*Aim*
Wherever "mehr" appears in a line, list that line.

# start of Entries provided

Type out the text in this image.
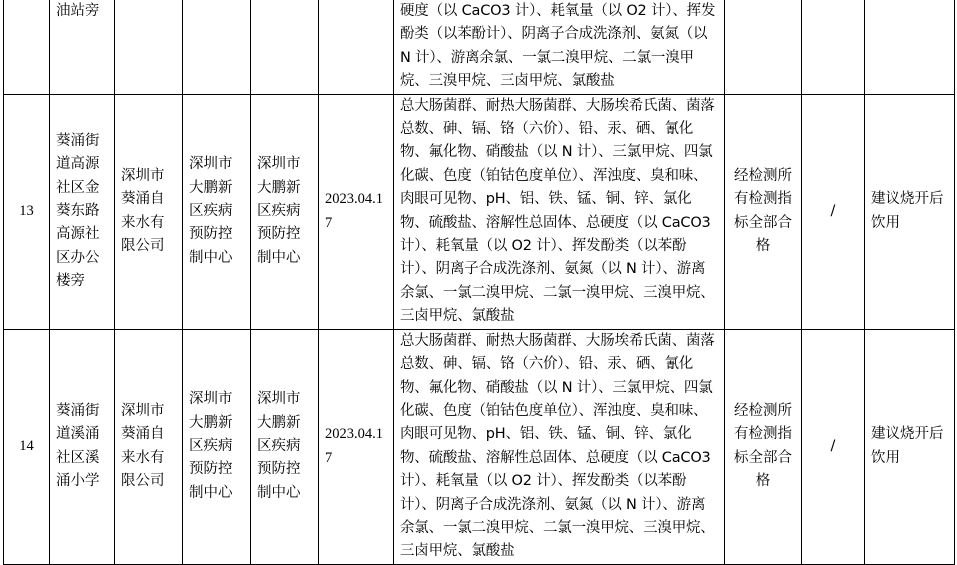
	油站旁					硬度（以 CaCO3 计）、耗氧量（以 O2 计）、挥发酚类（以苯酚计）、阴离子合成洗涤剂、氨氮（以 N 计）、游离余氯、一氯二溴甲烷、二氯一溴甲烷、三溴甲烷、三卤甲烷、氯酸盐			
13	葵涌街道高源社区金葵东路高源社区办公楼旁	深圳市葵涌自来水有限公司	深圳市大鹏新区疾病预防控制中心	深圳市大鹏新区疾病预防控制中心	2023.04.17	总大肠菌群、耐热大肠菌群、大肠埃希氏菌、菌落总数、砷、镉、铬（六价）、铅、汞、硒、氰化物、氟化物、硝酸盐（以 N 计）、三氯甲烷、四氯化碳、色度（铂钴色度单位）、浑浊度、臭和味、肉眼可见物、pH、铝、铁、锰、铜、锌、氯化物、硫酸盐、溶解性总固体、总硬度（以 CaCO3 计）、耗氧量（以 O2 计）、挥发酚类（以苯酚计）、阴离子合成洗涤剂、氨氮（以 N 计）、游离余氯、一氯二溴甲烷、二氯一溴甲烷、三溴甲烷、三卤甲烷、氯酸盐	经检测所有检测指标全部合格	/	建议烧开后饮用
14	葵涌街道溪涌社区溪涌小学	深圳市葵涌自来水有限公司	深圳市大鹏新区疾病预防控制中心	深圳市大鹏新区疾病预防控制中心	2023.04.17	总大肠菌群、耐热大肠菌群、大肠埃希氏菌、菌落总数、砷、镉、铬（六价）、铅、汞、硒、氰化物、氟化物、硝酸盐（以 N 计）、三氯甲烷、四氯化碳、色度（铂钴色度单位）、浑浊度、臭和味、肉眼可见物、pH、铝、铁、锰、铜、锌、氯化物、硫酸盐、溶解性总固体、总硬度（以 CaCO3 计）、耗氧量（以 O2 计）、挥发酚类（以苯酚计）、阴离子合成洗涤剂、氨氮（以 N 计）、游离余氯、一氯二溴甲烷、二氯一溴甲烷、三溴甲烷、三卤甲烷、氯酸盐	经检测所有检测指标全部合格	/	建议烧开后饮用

# end of Entries provided
# start of Entries provided

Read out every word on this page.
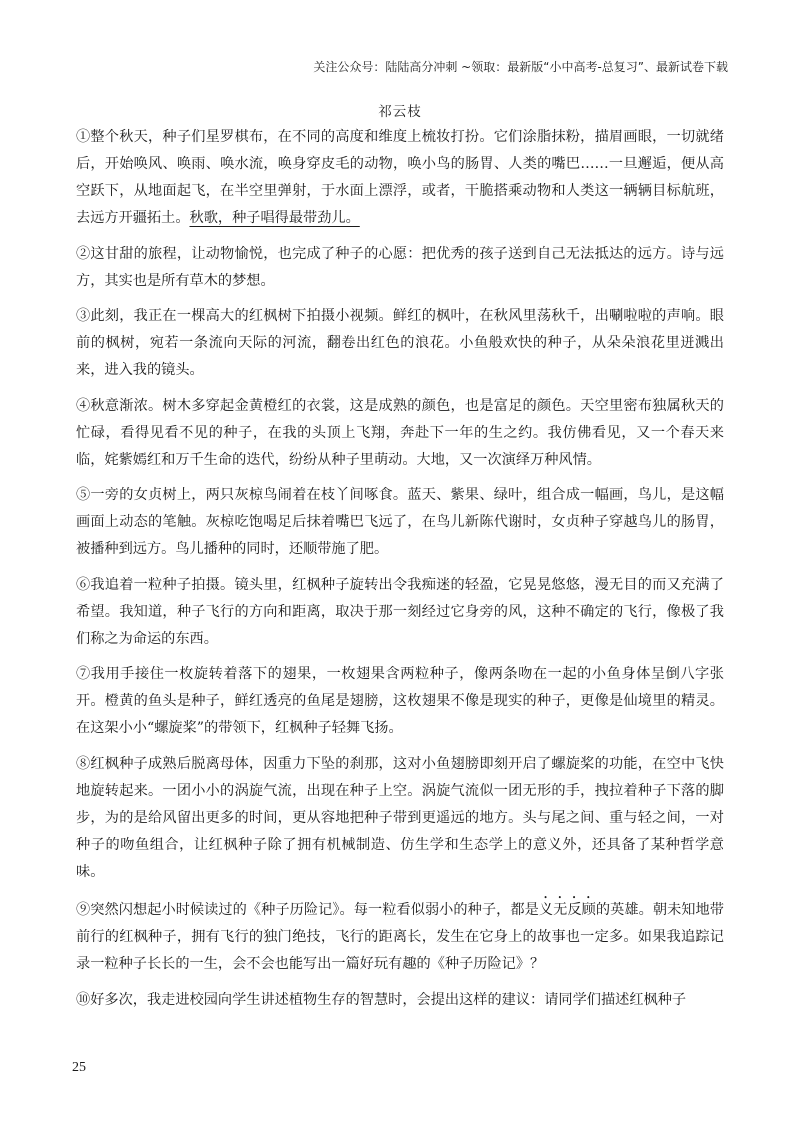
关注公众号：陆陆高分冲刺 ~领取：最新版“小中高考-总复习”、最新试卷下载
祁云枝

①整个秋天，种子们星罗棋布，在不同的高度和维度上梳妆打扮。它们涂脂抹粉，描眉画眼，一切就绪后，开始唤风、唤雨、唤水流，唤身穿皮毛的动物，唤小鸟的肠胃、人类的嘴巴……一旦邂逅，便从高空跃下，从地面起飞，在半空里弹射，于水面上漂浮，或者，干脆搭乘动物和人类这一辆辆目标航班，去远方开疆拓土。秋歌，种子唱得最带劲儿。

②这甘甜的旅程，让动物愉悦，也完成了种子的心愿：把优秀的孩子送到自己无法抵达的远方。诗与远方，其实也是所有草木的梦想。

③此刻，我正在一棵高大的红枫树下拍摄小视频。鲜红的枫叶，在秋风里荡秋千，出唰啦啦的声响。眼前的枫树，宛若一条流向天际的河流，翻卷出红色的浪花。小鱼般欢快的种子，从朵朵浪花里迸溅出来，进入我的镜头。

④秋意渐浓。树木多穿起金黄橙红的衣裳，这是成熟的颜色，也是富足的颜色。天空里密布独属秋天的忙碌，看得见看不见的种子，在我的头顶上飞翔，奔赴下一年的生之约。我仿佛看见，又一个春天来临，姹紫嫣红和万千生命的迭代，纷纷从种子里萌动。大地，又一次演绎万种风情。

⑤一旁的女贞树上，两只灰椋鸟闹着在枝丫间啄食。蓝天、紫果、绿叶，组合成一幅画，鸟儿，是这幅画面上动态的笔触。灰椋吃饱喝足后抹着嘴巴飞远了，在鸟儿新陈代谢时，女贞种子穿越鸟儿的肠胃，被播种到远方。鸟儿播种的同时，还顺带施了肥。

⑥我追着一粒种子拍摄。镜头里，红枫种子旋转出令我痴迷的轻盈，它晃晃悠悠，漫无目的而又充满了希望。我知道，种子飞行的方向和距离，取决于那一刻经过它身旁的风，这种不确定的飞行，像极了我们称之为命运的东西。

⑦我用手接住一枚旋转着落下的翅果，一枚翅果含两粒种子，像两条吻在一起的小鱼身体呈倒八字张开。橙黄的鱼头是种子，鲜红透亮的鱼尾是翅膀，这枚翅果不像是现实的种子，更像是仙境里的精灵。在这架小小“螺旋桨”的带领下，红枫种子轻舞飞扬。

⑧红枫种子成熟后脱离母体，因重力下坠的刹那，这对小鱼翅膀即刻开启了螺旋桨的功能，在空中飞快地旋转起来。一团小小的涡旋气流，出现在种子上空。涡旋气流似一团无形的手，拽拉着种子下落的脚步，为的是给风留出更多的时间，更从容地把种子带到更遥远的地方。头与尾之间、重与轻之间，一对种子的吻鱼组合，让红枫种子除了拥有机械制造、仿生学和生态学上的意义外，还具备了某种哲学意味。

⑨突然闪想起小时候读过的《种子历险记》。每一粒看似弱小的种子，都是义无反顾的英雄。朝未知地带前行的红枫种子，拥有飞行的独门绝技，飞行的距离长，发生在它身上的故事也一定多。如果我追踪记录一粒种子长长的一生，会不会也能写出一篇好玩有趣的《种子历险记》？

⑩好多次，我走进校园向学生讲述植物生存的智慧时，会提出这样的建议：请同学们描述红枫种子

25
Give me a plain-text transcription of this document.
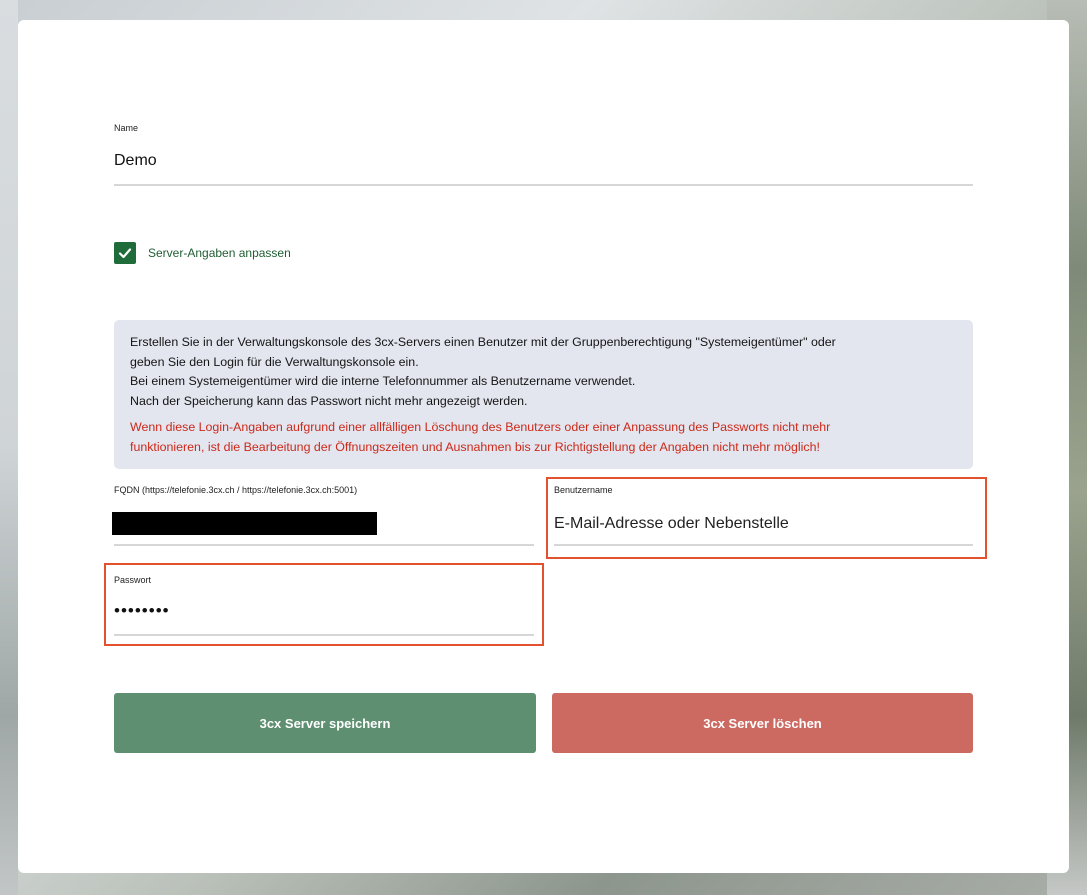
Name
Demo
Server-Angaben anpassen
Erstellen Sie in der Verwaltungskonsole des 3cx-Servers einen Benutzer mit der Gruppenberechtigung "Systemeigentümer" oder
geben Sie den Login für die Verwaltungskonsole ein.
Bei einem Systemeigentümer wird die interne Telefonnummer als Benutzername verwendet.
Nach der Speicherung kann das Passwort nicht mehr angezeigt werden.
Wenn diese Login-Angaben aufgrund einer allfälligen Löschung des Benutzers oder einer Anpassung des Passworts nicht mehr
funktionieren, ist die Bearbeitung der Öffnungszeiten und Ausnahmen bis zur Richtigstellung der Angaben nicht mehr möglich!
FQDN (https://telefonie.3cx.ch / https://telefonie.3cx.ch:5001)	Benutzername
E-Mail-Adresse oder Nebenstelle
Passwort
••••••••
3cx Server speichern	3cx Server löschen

# end of Entries provided

*Exercise response*
Nach der Speicherung kann das Passwort nicht mehr angezeigt werden.
Wenn diese Login-Angaben aufgrund einer allfälligen Löschung des Benutzers oder einer Anpassung des Passworts nicht mehr
funktionieren, ist die Bearbeitung der Öffnungszeiten und Ausnahmen bis zur Richtigstellung der Angaben nicht mehr möglich!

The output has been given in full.